Keep only those lines of the records that include the string "rgba".
§ §
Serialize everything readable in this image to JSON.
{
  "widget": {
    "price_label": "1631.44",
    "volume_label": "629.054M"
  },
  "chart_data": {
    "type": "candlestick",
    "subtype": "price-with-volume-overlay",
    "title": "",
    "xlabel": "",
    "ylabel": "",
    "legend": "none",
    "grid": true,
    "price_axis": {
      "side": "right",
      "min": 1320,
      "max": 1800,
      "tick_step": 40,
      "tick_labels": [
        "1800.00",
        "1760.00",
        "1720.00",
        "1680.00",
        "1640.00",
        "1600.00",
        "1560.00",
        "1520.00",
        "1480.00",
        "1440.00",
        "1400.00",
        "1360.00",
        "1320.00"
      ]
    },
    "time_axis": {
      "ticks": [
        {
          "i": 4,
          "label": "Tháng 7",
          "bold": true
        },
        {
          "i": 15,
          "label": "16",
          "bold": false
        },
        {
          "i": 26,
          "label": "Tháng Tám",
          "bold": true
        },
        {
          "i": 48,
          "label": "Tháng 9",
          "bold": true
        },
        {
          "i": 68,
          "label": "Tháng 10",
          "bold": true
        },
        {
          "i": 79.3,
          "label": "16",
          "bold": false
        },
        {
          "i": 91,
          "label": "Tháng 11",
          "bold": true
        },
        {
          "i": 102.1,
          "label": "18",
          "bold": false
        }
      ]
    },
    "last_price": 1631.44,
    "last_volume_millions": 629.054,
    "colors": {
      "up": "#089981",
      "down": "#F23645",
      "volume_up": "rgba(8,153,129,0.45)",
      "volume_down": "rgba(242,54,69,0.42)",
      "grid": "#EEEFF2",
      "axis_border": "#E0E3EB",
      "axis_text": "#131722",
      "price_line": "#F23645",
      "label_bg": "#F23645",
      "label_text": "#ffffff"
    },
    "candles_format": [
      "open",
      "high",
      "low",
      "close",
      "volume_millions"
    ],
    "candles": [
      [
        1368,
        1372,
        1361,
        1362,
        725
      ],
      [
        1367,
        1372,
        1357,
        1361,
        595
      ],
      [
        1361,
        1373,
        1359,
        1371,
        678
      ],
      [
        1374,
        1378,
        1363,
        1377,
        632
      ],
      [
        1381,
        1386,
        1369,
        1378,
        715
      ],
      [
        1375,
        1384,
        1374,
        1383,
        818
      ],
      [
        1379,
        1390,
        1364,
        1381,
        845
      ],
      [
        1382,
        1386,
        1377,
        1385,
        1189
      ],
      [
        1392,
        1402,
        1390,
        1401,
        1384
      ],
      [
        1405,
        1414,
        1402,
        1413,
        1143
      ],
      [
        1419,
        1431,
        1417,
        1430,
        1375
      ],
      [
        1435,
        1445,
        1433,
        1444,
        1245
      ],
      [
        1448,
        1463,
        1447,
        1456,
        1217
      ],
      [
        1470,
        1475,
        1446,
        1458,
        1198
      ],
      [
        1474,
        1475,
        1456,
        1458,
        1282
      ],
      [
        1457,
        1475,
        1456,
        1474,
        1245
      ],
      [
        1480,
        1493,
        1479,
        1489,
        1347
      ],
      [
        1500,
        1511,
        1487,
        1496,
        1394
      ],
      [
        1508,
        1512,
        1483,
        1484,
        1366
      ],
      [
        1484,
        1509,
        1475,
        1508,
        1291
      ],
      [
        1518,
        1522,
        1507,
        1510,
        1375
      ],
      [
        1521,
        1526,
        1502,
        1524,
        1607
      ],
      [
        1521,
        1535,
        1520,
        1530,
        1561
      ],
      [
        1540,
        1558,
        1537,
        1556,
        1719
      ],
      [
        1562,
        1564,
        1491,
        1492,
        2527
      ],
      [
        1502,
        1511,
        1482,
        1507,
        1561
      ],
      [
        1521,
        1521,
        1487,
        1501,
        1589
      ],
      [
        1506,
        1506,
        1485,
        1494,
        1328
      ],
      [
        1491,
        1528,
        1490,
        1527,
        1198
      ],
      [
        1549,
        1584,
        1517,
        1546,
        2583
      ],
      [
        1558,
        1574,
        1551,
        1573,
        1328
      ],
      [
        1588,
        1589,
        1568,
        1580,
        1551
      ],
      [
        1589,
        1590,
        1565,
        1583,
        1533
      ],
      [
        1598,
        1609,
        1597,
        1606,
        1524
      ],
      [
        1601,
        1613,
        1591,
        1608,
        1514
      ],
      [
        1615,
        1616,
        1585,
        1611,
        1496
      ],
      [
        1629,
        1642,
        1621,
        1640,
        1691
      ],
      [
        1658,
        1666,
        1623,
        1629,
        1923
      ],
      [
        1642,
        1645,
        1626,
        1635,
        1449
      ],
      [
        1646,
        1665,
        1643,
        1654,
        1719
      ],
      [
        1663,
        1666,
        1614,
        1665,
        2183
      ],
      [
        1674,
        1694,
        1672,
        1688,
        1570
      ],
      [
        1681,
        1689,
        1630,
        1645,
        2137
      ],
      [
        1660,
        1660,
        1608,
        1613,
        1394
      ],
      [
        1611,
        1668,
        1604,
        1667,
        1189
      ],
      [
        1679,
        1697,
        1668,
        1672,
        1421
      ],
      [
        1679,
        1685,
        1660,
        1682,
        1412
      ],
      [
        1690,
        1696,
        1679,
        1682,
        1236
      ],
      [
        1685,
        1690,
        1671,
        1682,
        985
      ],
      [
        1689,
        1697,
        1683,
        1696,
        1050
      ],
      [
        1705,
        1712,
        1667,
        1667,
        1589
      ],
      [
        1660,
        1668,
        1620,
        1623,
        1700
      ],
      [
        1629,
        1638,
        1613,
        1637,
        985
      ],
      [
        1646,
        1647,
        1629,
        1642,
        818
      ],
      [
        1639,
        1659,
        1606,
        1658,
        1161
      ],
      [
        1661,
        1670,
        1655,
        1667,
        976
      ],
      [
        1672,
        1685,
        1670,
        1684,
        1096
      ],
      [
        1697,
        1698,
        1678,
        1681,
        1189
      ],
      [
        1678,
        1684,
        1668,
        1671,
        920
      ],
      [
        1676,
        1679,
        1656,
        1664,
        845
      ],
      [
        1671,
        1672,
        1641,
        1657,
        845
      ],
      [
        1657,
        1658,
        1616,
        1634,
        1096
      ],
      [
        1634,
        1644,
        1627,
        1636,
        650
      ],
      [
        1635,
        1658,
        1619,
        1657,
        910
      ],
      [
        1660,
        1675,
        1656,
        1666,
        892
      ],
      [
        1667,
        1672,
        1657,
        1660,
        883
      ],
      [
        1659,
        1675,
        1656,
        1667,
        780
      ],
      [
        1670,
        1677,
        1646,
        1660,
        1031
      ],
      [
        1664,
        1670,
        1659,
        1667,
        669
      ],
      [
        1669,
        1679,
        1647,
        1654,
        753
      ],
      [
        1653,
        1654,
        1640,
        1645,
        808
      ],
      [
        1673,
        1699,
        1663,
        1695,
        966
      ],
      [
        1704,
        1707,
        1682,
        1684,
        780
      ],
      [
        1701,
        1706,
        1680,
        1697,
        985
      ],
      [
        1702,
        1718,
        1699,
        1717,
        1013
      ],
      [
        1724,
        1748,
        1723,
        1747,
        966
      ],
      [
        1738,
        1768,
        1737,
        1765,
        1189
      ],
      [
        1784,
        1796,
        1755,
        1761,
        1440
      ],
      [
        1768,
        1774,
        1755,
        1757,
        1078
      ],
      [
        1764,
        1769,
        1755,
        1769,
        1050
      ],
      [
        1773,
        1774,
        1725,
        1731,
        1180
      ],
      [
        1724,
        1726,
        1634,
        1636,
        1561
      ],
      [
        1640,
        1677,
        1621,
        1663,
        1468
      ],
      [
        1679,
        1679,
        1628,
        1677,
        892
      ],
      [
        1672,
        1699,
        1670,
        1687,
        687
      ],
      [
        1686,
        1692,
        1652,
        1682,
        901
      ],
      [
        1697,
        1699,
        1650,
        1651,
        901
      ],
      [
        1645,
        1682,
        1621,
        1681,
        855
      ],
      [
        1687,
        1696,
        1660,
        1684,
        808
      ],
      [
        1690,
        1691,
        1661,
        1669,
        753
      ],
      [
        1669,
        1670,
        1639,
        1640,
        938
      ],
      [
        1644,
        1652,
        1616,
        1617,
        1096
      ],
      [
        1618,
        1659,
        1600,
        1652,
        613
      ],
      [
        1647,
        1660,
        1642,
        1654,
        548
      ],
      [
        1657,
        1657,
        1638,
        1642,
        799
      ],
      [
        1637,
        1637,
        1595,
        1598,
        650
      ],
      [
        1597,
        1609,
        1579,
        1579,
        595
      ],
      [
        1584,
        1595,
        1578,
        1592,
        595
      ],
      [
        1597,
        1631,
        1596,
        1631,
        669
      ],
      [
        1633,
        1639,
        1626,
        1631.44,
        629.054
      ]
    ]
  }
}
§ §
### Exercise result
      "volume_up": "rgba(8,153,129,0.45)",
      "volume_down": "rgba(242,54,69,0.42)",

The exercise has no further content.